* _What you are asked to do_: Pull every "indirekten" line out of the data below.

>> Start

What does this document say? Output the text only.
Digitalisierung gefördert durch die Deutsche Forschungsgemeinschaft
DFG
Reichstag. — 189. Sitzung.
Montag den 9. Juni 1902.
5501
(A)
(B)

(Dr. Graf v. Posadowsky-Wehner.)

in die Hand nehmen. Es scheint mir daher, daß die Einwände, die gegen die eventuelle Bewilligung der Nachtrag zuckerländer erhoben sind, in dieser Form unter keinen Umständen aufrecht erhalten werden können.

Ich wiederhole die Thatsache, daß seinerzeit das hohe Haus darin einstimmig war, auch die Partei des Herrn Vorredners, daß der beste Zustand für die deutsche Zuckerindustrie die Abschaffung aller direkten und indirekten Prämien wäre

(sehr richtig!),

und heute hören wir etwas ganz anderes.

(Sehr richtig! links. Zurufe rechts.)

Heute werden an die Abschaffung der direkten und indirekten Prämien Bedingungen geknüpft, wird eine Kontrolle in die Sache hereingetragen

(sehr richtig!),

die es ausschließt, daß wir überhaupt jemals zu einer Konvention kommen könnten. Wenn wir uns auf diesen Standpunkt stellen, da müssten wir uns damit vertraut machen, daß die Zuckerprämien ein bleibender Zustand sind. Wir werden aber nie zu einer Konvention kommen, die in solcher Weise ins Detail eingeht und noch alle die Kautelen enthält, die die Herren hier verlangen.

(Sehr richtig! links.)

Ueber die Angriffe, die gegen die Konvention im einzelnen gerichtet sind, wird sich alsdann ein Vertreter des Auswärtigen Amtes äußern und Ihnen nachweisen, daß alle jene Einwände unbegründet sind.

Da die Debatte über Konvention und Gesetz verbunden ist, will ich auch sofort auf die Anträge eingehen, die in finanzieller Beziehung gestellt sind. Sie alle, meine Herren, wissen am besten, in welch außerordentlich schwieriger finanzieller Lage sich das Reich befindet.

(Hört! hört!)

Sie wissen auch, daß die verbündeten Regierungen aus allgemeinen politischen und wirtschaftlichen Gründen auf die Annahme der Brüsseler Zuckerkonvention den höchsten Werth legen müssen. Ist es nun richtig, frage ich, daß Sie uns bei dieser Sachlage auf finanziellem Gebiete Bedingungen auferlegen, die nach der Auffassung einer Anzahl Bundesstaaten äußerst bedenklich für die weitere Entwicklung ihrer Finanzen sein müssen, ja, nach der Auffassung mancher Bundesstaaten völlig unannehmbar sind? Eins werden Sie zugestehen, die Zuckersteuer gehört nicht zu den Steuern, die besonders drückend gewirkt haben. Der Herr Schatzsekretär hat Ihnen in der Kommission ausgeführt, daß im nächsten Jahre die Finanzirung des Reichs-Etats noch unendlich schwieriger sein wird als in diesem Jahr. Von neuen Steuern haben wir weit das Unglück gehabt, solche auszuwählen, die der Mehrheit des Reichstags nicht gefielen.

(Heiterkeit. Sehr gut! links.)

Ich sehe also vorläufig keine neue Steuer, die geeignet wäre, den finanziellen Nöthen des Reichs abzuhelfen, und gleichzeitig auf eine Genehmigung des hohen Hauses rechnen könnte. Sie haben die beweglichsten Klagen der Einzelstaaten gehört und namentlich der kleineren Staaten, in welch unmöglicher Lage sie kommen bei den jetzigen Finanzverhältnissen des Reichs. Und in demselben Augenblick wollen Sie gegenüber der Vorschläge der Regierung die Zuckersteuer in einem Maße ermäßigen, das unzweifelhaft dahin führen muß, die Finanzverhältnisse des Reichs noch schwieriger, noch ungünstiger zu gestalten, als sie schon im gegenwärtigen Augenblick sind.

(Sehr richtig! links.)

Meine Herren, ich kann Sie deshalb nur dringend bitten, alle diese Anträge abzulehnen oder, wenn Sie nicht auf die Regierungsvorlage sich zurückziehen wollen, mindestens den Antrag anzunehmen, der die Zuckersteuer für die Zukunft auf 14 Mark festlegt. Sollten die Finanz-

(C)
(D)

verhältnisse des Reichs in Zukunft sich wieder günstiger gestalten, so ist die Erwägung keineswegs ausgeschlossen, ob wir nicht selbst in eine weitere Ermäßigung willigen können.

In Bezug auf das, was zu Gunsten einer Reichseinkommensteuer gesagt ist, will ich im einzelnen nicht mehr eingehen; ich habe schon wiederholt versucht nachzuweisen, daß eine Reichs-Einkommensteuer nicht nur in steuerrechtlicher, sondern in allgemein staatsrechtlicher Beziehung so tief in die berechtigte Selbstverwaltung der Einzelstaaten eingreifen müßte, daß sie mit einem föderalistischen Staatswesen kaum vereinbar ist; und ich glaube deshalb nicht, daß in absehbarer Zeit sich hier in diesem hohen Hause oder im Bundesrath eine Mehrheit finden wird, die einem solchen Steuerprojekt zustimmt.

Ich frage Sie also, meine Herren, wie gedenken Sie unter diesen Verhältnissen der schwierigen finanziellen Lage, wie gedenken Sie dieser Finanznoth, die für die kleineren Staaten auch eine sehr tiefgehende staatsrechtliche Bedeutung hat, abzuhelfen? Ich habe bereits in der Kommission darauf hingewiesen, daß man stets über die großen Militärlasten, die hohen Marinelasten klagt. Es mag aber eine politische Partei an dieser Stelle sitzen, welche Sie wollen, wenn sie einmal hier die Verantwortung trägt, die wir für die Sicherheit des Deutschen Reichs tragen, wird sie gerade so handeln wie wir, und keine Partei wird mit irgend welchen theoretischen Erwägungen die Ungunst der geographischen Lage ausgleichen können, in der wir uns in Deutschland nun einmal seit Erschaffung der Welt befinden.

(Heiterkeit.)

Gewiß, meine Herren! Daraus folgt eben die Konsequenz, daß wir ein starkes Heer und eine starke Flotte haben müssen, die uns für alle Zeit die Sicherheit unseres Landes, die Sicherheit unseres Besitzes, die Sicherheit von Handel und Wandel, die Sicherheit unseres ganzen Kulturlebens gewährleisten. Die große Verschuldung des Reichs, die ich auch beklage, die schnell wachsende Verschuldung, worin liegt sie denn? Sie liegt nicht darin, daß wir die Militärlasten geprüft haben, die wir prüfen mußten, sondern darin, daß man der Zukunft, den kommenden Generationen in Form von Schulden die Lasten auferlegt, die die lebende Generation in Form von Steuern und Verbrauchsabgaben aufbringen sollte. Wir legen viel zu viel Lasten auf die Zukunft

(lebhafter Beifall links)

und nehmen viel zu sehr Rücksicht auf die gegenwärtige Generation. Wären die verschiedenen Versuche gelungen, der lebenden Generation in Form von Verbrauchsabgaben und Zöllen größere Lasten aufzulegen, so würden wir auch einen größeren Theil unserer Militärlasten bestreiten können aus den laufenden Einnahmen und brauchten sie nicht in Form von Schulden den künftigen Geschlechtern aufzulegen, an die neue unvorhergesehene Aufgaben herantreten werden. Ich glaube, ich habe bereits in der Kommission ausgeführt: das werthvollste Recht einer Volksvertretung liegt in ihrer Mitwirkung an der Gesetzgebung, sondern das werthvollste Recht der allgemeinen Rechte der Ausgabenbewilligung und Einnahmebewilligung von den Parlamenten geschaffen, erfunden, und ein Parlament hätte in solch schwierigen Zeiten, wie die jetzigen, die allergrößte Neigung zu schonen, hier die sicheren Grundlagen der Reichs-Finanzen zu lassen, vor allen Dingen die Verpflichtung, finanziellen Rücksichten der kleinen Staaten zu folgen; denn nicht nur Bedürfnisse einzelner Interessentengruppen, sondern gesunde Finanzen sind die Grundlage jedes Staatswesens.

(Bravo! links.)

>> End

* _The response_:
Ich wiederhole die Thatsache, daß seinerzeit das hohe Haus darin einstimmig war, auch die Partei des Herrn Vorredners, daß der beste Zustand für die deutsche Zuckerindustrie die Abschaffung aller direkten und indirekten Prämien wäre
Heute werden an die Abschaffung der direkten und indirekten Prämien Bedingungen geknüpft, wird eine Kontrolle in die Sache hereingetragen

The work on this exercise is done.